**EXERCISE GOAL**
Find all lines in the records that include the word "服务人民", and copy them out.
===== DATA FOR THIS TASK =====
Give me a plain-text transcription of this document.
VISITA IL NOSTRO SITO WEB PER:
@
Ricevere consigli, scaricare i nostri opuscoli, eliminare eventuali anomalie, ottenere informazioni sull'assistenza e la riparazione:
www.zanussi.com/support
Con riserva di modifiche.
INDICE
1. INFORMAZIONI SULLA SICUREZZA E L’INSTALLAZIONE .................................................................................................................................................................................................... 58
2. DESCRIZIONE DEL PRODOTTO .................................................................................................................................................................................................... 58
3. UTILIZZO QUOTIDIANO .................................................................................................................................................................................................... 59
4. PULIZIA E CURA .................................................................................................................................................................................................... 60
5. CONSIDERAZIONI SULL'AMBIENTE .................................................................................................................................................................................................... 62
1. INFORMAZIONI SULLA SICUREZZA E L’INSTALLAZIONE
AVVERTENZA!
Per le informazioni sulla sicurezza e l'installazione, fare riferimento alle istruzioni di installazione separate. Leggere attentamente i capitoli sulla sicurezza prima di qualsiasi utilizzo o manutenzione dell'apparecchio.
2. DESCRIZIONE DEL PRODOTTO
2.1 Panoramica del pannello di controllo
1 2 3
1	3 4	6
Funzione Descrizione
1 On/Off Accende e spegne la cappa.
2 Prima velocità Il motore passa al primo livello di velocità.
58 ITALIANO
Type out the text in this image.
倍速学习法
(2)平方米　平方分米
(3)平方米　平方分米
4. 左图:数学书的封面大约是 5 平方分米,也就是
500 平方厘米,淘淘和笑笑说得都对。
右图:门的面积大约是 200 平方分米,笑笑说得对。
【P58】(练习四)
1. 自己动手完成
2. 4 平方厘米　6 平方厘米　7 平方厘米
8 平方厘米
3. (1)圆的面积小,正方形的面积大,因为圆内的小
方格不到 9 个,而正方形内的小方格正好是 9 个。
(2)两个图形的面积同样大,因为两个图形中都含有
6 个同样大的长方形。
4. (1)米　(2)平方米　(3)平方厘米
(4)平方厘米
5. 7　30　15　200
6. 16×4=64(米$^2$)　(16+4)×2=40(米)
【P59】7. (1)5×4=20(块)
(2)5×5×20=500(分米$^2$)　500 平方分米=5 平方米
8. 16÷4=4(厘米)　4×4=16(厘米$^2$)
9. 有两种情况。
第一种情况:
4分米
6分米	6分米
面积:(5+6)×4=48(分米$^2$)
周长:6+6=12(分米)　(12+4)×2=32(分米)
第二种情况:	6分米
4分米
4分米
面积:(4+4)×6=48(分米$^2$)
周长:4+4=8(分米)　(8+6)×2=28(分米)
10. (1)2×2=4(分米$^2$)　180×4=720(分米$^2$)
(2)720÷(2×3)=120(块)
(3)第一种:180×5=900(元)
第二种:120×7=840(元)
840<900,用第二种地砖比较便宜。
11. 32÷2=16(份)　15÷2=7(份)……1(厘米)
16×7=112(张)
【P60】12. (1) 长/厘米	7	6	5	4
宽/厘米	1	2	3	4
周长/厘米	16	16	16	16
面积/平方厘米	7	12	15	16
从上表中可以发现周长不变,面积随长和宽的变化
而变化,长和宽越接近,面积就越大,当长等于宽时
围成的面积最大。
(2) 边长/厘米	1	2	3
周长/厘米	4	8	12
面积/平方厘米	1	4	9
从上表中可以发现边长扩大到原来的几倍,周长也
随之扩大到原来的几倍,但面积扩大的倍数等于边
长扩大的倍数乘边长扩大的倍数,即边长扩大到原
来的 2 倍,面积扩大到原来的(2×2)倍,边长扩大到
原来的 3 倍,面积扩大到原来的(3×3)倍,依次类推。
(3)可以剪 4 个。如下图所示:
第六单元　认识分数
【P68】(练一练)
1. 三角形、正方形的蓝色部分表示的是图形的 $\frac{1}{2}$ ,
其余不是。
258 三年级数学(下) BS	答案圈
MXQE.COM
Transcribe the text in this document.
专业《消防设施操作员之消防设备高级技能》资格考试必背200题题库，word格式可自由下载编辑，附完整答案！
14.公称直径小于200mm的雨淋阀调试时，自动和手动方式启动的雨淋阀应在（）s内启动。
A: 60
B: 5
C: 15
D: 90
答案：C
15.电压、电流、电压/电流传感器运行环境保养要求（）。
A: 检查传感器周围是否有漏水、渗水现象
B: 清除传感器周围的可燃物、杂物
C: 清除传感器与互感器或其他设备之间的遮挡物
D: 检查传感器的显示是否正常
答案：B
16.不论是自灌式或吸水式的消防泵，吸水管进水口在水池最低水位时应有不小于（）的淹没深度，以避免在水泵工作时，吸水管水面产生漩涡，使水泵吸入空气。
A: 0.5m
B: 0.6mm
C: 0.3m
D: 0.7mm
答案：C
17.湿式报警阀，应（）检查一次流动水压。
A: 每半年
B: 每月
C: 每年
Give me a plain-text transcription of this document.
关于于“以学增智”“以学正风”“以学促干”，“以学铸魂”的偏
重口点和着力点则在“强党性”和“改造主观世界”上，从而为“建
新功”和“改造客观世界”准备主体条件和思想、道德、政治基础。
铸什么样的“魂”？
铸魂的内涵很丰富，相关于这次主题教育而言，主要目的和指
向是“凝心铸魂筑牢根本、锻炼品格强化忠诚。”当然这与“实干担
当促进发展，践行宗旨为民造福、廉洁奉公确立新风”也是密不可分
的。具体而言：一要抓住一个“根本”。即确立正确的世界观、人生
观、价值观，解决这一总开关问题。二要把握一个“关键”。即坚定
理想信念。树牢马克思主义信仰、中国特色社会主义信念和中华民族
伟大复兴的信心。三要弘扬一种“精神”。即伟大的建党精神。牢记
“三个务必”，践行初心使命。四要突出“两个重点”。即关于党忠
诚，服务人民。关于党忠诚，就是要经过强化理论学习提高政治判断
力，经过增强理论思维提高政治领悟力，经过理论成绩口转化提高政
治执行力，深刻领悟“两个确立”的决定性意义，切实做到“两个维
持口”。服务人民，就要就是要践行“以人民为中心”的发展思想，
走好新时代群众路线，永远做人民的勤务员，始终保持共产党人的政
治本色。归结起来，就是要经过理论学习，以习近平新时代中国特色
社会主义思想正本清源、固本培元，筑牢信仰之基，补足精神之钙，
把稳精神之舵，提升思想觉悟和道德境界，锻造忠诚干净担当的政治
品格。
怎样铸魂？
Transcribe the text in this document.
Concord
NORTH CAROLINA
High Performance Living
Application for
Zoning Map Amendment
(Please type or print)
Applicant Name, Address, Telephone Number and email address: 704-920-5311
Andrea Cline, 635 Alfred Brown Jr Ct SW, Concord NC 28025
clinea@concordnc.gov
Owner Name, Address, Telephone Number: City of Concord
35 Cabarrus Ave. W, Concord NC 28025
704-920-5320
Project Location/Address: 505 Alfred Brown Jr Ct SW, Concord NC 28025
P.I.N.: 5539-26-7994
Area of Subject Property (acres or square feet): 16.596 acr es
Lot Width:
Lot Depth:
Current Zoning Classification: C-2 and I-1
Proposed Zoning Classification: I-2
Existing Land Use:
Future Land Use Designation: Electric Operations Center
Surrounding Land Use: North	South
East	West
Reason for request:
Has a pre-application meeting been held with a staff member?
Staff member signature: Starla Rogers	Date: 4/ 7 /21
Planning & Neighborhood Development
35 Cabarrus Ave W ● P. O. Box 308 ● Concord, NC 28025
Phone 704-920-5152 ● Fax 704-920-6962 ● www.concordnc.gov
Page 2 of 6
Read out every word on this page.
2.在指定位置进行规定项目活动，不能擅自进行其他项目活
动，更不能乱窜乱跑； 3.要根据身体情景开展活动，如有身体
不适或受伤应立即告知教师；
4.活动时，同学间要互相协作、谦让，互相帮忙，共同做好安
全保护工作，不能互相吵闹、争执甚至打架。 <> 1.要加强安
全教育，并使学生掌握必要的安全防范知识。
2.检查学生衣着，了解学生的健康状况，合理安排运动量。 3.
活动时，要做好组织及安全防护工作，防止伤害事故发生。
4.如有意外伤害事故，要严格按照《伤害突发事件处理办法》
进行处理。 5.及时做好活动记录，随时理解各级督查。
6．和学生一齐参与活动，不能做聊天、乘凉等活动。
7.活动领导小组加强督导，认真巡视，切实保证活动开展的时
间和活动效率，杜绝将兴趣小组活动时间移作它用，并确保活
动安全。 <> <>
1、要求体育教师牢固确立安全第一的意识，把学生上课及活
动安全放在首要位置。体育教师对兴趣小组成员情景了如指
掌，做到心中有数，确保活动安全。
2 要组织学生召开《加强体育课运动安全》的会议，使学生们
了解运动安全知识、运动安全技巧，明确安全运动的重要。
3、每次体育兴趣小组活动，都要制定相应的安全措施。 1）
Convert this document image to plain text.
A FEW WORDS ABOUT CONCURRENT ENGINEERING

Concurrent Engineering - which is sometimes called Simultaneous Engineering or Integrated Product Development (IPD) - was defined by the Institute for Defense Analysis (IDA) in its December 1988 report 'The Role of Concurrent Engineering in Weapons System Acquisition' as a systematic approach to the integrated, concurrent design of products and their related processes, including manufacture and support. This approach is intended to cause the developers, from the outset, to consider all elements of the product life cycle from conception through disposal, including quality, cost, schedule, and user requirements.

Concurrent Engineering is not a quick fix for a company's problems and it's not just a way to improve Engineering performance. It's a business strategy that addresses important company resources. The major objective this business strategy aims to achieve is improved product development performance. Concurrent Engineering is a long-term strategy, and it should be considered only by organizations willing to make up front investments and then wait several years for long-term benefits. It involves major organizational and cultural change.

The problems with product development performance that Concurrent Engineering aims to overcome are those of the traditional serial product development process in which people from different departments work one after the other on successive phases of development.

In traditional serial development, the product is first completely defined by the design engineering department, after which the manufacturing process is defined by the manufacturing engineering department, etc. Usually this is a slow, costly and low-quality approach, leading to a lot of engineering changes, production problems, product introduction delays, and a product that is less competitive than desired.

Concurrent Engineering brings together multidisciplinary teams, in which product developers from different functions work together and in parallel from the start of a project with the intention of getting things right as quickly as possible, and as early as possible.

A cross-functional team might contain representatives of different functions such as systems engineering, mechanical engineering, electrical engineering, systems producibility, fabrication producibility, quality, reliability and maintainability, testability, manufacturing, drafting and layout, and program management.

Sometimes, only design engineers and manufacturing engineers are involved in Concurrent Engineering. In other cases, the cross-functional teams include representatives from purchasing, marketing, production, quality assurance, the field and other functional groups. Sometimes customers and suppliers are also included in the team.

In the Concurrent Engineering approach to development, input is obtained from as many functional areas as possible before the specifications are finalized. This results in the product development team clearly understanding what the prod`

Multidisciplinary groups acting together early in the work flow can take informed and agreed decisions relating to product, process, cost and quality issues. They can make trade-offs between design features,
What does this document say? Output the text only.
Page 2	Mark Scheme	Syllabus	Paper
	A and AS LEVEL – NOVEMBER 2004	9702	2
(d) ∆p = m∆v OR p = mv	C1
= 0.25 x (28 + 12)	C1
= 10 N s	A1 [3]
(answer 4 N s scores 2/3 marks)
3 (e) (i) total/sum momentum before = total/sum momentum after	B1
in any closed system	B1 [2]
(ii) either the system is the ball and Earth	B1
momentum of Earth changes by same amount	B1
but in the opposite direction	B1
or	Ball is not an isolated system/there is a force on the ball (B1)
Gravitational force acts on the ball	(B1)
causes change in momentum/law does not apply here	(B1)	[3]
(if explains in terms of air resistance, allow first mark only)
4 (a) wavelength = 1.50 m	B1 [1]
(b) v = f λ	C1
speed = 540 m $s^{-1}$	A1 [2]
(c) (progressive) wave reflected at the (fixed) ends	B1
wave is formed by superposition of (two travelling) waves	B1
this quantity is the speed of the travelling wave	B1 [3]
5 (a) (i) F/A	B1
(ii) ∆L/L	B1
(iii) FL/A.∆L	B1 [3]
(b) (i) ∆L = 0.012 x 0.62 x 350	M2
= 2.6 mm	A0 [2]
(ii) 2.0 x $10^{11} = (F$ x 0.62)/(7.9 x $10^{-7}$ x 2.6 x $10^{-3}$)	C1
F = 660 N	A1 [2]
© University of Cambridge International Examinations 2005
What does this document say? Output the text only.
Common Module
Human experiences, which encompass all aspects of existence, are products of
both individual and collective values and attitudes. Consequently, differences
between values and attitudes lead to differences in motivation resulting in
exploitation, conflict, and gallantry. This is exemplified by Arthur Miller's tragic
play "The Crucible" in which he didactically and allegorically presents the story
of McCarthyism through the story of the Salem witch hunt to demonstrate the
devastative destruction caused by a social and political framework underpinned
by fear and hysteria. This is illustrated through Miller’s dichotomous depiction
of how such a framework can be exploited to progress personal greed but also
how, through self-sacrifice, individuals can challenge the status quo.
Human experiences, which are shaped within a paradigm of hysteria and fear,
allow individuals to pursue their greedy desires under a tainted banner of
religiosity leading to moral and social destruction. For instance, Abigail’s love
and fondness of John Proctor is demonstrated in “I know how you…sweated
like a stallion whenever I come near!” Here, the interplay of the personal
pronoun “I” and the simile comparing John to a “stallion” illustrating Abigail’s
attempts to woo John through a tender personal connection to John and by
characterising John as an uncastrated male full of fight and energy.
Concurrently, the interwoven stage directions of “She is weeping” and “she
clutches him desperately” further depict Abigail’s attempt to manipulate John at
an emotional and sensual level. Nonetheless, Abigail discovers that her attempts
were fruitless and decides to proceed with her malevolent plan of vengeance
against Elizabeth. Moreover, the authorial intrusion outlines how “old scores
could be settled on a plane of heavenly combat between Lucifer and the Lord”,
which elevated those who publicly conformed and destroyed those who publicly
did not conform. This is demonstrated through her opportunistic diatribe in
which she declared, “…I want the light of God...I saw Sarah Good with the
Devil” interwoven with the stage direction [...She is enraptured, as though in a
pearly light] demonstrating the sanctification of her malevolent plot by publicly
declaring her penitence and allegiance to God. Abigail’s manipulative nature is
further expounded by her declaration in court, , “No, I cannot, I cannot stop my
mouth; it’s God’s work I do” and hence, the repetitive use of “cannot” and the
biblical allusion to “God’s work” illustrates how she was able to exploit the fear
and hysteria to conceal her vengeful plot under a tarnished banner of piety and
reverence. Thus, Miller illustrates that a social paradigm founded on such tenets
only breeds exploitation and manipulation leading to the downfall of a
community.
=====
**FINAL ANSWER**
诚，服务人民。关于党忠诚，就是要经过强化理论学习提高政治判断
持口”。服务人民，就要就是要践行“以人民为中心”的发展思想，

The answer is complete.